* _Data shown_
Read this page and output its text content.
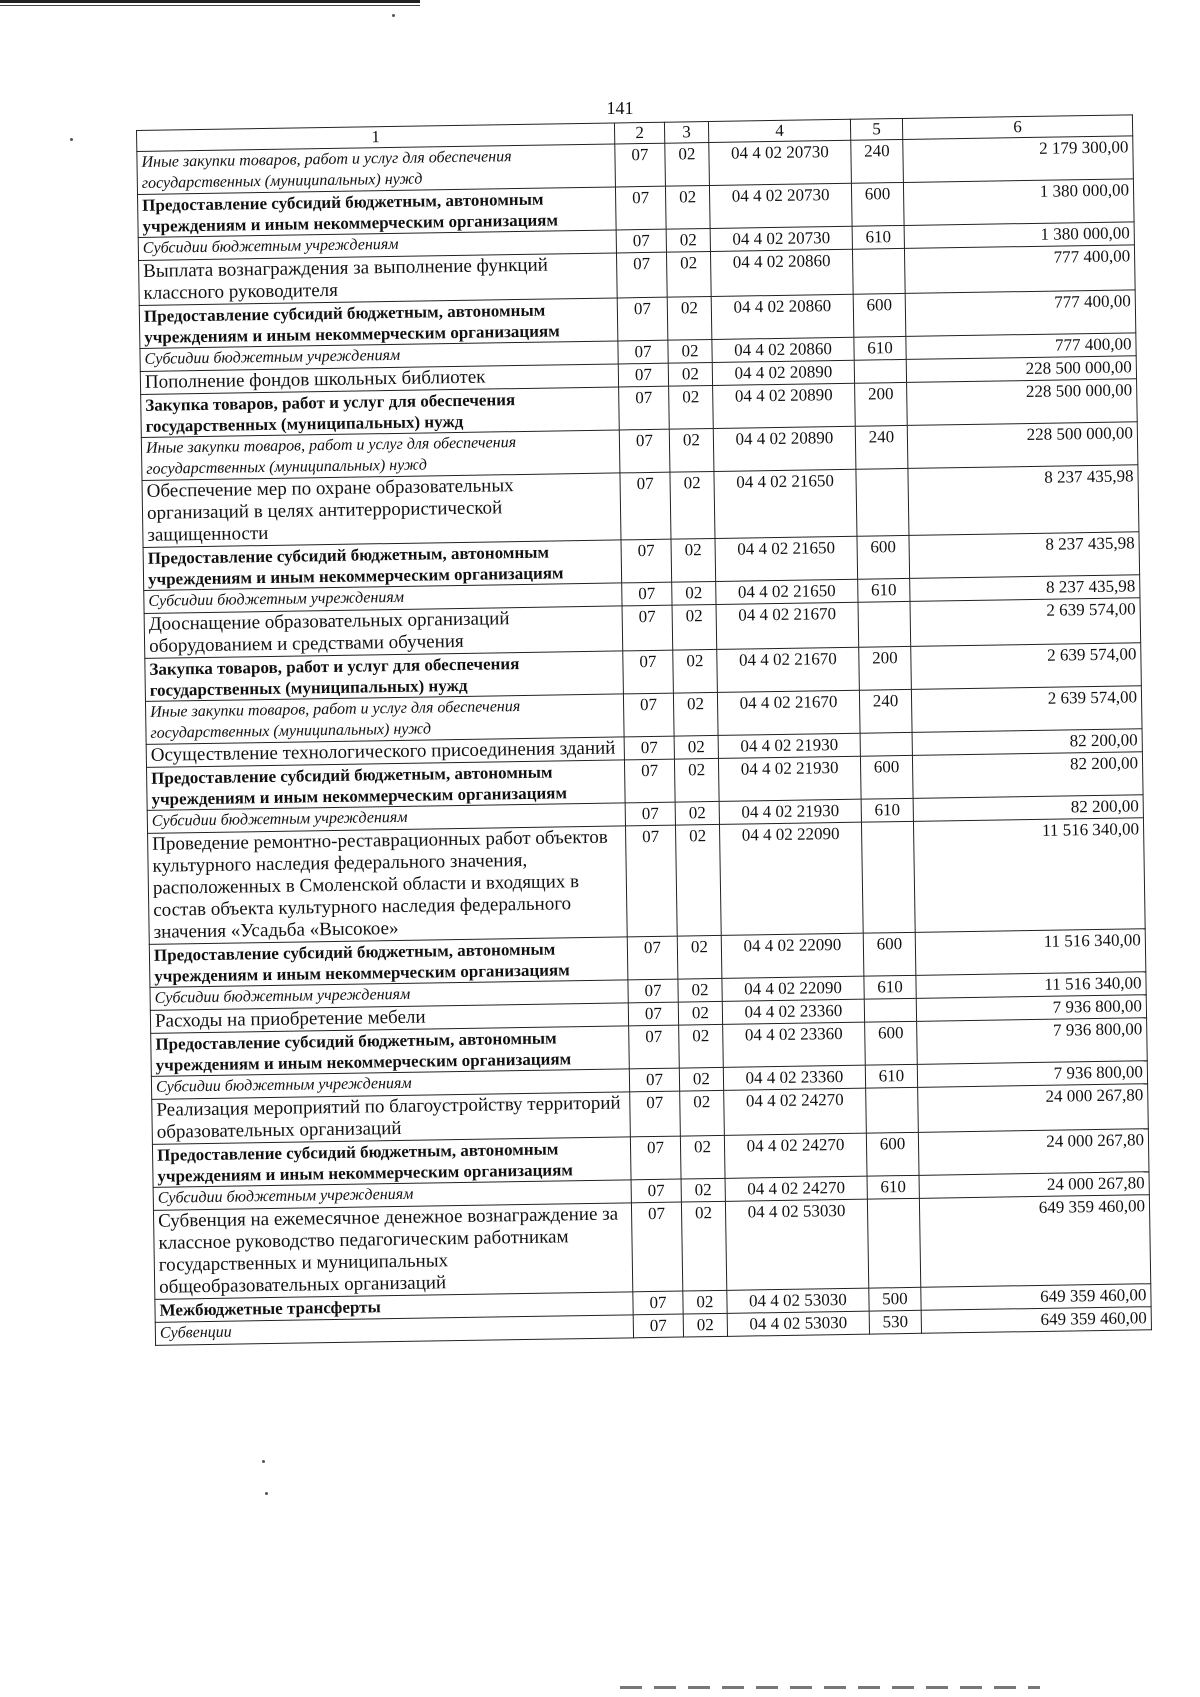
141
1	2	3	4	5	6
Иные закупки товаров, работ и услуг для обеспечения государственных (муниципальных) нужд	07	02	04 4 02 20730	240	2 179 300,00
Предоставление субсидий бюджетным, автономным учреждениям и иным некоммерческим организациям	07	02	04 4 02 20730	600	1 380 000,00
Субсидии бюджетным учреждениям	07	02	04 4 02 20730	610	1 380 000,00
Выплата вознаграждения за выполнение функций классного руководителя	07	02	04 4 02 20860		777 400,00
Предоставление субсидий бюджетным, автономным учреждениям и иным некоммерческим организациям	07	02	04 4 02 20860	600	777 400,00
Субсидии бюджетным учреждениям	07	02	04 4 02 20860	610	777 400,00
Пополнение фондов школьных библиотек	07	02	04 4 02 20890		228 500 000,00
Закупка товаров, работ и услуг для обеспечения государственных (муниципальных) нужд	07	02	04 4 02 20890	200	228 500 000,00
Иные закупки товаров, работ и услуг для обеспечения государственных (муниципальных) нужд	07	02	04 4 02 20890	240	228 500 000,00
Обеспечение мер по охране образовательных организаций в целях антитеррористической защищенности	07	02	04 4 02 21650		8 237 435,98
Предоставление субсидий бюджетным, автономным учреждениям и иным некоммерческим организациям	07	02	04 4 02 21650	600	8 237 435,98
Субсидии бюджетным учреждениям	07	02	04 4 02 21650	610	8 237 435,98
Дооснащение образовательных организаций оборудованием и средствами обучения	07	02	04 4 02 21670		2 639 574,00
Закупка товаров, работ и услуг для обеспечения государственных (муниципальных) нужд	07	02	04 4 02 21670	200	2 639 574,00
Иные закупки товаров, работ и услуг для обеспечения государственных (муниципальных) нужд	07	02	04 4 02 21670	240	2 639 574,00
Осуществление технологического присоединения зданий	07	02	04 4 02 21930		82 200,00
Предоставление субсидий бюджетным, автономным учреждениям и иным некоммерческим организациям	07	02	04 4 02 21930	600	82 200,00
Субсидии бюджетным учреждениям	07	02	04 4 02 21930	610	82 200,00
Проведение ремонтно-реставрационных работ объектов культурного наследия федерального значения, расположенных в Смоленской области и входящих в состав объекта культурного наследия федерального значения «Усадьба «Высокое»	07	02	04 4 02 22090		11 516 340,00
Предоставление субсидий бюджетным, автономным учреждениям и иным некоммерческим организациям	07	02	04 4 02 22090	600	11 516 340,00
Субсидии бюджетным учреждениям	07	02	04 4 02 22090	610	11 516 340,00
Расходы на приобретение мебели	07	02	04 4 02 23360		7 936 800,00
Предоставление субсидий бюджетным, автономным учреждениям и иным некоммерческим организациям	07	02	04 4 02 23360	600	7 936 800,00
Субсидии бюджетным учреждениям	07	02	04 4 02 23360	610	7 936 800,00
Реализация мероприятий по благоустройству территорий образовательных организаций	07	02	04 4 02 24270		24 000 267,80
Предоставление субсидий бюджетным, автономным учреждениям и иным некоммерческим организациям	07	02	04 4 02 24270	600	24 000 267,80
Субсидии бюджетным учреждениям	07	02	04 4 02 24270	610	24 000 267,80
Субвенция на ежемесячное денежное вознаграждение за классное руководство педагогическим работникам государственных и муниципальных общеобразовательных организаций	07	02	04 4 02 53030		649 359 460,00
Межбюджетные трансферты	07	02	04 4 02 53030	500	649 359 460,00
Субвенции	07	02	04 4 02 53030	530	649 359 460,00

* _What to do_
Write out the listing above exactly as it stands, pictures excluded.

* _Response_
Read this page and output its text content.
141
1	2	3	4	5	6
Иные закупки товаров, работ и услуг для обеспечения государственных (муниципальных) нужд	07	02	04 4 02 20730	240	2 179 300,00
Предоставление субсидий бюджетным, автономным учреждениям и иным некоммерческим организациям	07	02	04 4 02 20730	600	1 380 000,00
Субсидии бюджетным учреждениям	07	02	04 4 02 20730	610	1 380 000,00
Выплата вознаграждения за выполнение функций классного руководителя	07	02	04 4 02 20860		777 400,00
Предоставление субсидий бюджетным, автономным учреждениям и иным некоммерческим организациям	07	02	04 4 02 20860	600	777 400,00
Субсидии бюджетным учреждениям	07	02	04 4 02 20860	610	777 400,00
Пополнение фондов школьных библиотек	07	02	04 4 02 20890		228 500 000,00
Закупка товаров, работ и услуг для обеспечения государственных (муниципальных) нужд	07	02	04 4 02 20890	200	228 500 000,00
Иные закупки товаров, работ и услуг для обеспечения государственных (муниципальных) нужд	07	02	04 4 02 20890	240	228 500 000,00
Обеспечение мер по охране образовательных организаций в целях антитеррористической защищенности	07	02	04 4 02 21650		8 237 435,98
Предоставление субсидий бюджетным, автономным учреждениям и иным некоммерческим организациям	07	02	04 4 02 21650	600	8 237 435,98
Субсидии бюджетным учреждениям	07	02	04 4 02 21650	610	8 237 435,98
Дооснащение образовательных организаций оборудованием и средствами обучения	07	02	04 4 02 21670		2 639 574,00
Закупка товаров, работ и услуг для обеспечения государственных (муниципальных) нужд	07	02	04 4 02 21670	200	2 639 574,00
Иные закупки товаров, работ и услуг для обеспечения государственных (муниципальных) нужд	07	02	04 4 02 21670	240	2 639 574,00
Осуществление технологического присоединения зданий	07	02	04 4 02 21930		82 200,00
Предоставление субсидий бюджетным, автономным учреждениям и иным некоммерческим организациям	07	02	04 4 02 21930	600	82 200,00
Субсидии бюджетным учреждениям	07	02	04 4 02 21930	610	82 200,00
Проведение ремонтно-реставрационных работ объектов культурного наследия федерального значения, расположенных в Смоленской области и входящих в состав объекта культурного наследия федерального значения «Усадьба «Высокое»	07	02	04 4 02 22090		11 516 340,00
Предоставление субсидий бюджетным, автономным учреждениям и иным некоммерческим организациям	07	02	04 4 02 22090	600	11 516 340,00
Субсидии бюджетным учреждениям	07	02	04 4 02 22090	610	11 516 340,00
Расходы на приобретение мебели	07	02	04 4 02 23360		7 936 800,00
Предоставление субсидий бюджетным, автономным учреждениям и иным некоммерческим организациям	07	02	04 4 02 23360	600	7 936 800,00
Субсидии бюджетным учреждениям	07	02	04 4 02 23360	610	7 936 800,00
Реализация мероприятий по благоустройству территорий образовательных организаций	07	02	04 4 02 24270		24 000 267,80
Предоставление субсидий бюджетным, автономным учреждениям и иным некоммерческим организациям	07	02	04 4 02 24270	600	24 000 267,80
Субсидии бюджетным учреждениям	07	02	04 4 02 24270	610	24 000 267,80
Субвенция на ежемесячное денежное вознаграждение за классное руководство педагогическим работникам государственных и муниципальных общеобразовательных организаций	07	02	04 4 02 53030		649 359 460,00
Межбюджетные трансферты	07	02	04 4 02 53030	500	649 359 460,00
Субвенции	07	02	04 4 02 53030	530	649 359 460,00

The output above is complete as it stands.